→ Text to read:
Studio album by Don Patterson
- Released: 1968
- Recorded: August 25, 1967
- Studio: Van Gelder Studio, Englewood Cliffs, New Jersey
- Genre: Jazz
- Length: 33:55
- Label: Prestige PR 7533
- Producer: Don Schlitten

Don Patterson chronology
| Mellow Soul (1967) | Four Dimensions (1968) | Boppin' & Burnin' (1968) |

= Four Dimensions (Don Patterson album) =

Four Dimensions is an album by organist Don Patterson recorded in 1967 and released on the Prestige label. The CD is titled Just Friends combined with a Don Patterson, Booker Ervin session without a guitarist.

==Reception==

Allmusic awarded the album 3 stars stating "it's nothing out of the ordinary, but it won't be a letdown to fans of the genre".

→ Stated exercise 1:
Put the lines of the records into a numbered list, starting at the line that contains "member-name: 不减十… <box>347 295 443 321</box>" and ending at the line that contains "member-cell-shihucong[interactable]: 屎忽葱 <box>170", and leave out any blank lines.
The text and the records were taken from unrelated sources.

→ Stored records:
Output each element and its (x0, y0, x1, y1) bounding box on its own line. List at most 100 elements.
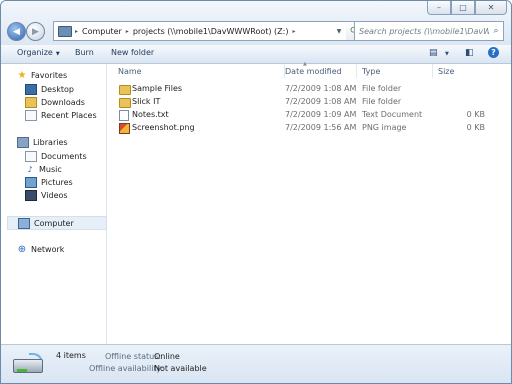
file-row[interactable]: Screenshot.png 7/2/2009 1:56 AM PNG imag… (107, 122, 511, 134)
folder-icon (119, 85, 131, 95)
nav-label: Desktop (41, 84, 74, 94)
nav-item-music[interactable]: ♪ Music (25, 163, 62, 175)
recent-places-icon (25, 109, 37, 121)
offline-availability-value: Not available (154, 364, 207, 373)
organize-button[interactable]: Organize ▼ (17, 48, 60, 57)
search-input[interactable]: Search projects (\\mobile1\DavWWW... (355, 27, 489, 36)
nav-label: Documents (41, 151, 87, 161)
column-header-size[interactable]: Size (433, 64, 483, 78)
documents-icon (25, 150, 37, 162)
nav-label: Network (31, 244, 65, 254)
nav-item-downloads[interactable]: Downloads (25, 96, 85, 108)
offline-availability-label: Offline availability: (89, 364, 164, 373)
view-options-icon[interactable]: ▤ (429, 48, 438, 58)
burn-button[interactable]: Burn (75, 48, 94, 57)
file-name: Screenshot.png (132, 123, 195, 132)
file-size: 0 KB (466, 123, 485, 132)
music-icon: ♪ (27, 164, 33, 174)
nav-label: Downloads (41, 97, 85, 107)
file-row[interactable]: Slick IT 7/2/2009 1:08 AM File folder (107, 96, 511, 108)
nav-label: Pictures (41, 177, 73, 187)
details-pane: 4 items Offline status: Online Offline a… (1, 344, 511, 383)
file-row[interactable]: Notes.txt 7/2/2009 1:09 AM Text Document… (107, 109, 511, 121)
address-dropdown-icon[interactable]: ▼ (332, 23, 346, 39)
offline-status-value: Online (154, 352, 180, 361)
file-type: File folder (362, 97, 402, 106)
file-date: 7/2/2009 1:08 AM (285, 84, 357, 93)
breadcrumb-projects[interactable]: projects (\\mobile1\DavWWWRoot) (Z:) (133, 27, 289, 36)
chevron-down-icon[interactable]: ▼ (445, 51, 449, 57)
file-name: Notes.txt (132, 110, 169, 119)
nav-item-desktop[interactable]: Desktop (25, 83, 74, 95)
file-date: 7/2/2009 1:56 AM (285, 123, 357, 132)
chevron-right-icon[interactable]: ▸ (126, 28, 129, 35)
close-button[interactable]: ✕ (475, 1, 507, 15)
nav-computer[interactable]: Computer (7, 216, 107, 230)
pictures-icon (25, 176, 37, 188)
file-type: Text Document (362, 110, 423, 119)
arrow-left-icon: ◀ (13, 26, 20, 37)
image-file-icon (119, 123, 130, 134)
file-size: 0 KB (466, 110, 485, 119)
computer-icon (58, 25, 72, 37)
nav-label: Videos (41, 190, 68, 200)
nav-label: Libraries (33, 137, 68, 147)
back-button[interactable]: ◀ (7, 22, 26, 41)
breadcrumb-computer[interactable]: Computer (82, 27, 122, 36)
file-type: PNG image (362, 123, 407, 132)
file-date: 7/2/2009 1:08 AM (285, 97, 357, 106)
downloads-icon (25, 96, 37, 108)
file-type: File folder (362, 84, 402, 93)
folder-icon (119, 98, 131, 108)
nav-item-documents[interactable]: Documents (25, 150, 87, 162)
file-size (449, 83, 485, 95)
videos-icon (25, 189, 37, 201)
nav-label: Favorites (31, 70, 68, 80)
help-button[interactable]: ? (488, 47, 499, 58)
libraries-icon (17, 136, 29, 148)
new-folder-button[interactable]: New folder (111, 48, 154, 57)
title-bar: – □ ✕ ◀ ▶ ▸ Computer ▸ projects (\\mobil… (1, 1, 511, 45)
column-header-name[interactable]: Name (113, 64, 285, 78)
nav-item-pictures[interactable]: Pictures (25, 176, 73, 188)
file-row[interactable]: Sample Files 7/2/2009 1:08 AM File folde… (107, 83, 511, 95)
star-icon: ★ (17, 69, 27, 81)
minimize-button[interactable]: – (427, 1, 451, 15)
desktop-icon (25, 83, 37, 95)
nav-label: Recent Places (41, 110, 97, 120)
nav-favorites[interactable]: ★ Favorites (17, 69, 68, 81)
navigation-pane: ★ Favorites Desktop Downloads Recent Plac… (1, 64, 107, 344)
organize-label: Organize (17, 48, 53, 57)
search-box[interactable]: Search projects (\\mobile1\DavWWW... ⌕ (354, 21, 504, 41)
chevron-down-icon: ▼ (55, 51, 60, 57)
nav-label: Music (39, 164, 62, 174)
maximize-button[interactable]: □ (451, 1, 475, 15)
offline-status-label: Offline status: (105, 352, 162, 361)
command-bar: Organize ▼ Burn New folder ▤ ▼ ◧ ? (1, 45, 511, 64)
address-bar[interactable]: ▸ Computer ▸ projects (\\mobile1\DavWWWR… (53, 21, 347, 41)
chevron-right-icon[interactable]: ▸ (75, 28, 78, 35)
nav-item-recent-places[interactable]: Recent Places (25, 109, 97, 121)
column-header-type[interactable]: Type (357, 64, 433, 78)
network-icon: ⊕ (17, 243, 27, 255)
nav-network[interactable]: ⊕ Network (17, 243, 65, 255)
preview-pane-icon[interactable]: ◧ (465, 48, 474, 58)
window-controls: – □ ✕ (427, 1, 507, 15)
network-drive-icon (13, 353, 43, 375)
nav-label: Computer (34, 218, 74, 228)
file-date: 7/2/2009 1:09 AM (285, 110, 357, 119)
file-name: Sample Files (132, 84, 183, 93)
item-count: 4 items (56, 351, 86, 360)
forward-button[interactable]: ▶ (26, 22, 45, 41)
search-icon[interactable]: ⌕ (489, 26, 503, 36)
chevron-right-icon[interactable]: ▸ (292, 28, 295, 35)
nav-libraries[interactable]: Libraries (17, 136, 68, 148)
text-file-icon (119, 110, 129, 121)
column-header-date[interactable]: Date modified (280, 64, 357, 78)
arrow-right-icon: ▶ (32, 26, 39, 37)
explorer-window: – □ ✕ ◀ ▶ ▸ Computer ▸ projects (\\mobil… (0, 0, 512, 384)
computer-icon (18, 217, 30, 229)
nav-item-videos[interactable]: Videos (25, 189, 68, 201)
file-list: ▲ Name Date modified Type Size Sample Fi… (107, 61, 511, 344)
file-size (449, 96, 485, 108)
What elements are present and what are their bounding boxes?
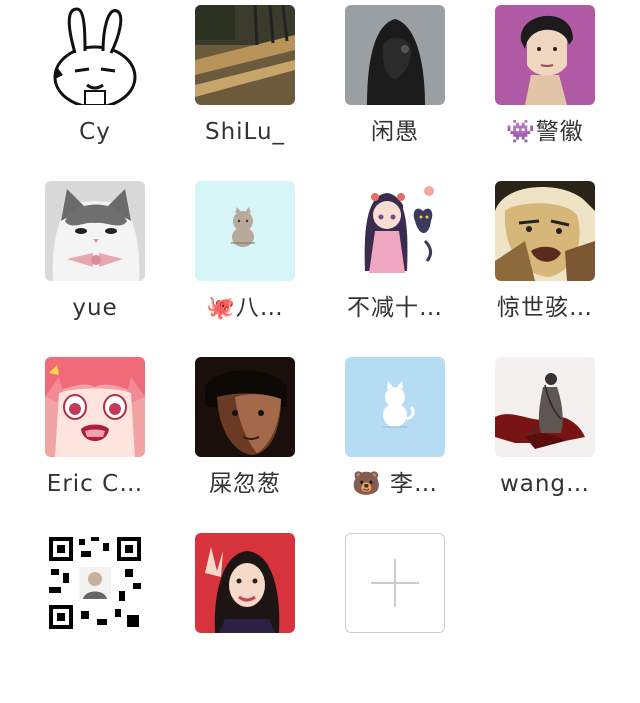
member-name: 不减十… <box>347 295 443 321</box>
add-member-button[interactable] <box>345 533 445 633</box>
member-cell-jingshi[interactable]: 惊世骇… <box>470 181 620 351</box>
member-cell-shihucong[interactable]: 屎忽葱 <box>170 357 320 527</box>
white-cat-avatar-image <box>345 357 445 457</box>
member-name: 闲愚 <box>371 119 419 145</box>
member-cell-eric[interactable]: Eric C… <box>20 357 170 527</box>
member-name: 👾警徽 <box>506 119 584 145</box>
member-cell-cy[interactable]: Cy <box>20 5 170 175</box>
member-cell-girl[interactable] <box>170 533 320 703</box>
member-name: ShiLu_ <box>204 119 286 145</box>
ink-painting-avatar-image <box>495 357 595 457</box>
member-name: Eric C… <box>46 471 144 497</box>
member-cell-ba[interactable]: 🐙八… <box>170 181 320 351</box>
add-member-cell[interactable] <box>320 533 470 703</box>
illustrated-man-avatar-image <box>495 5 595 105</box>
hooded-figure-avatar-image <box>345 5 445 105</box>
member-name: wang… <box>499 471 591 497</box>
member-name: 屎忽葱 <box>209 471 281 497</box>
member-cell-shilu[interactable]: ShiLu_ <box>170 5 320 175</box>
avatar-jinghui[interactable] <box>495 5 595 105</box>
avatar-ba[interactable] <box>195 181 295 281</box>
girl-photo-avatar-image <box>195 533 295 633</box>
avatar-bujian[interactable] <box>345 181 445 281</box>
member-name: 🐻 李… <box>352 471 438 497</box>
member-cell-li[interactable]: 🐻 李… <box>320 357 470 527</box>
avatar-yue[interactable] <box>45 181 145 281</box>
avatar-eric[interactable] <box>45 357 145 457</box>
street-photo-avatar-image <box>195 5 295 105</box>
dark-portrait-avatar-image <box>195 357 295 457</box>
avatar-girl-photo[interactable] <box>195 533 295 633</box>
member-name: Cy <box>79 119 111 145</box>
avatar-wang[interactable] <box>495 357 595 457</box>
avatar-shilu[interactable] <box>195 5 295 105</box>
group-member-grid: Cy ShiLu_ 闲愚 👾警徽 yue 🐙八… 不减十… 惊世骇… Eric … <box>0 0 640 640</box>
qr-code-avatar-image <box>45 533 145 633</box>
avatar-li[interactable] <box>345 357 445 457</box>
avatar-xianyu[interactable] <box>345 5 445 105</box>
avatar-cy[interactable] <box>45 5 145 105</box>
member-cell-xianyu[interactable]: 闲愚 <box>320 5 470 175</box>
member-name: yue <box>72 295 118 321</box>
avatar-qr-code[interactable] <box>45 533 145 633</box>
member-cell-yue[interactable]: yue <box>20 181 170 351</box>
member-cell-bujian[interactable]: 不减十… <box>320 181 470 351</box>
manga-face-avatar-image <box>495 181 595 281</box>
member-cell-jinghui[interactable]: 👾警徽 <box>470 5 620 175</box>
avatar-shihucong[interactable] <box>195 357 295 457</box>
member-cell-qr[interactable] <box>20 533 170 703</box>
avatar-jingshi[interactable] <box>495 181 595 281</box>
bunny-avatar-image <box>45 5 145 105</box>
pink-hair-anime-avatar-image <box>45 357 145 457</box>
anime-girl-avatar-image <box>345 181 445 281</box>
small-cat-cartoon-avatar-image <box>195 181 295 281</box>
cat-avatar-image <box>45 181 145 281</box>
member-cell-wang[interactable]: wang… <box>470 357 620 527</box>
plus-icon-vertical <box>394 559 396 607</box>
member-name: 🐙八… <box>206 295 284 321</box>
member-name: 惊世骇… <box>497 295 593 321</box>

→ Stated exercise 2:
According to the text about the Four Dimensions album, in which studio was it recorded?

→ Written answer 1:
1. member-name: 不减十… <box>347 295 443 321</box>
2. add-member-button[interactable] <box>345 533 445 633</box>
3. member-cell-jingshi[interactable]: 惊世骇… <box>470 181 620 351</box>
4. member-cell-shihucong[interactable]: 屎忽葱 <box>170 357 320 527</box>

→ Written answer 2:
Van Gelder Studio, Englewood Cliffs, New Jersey.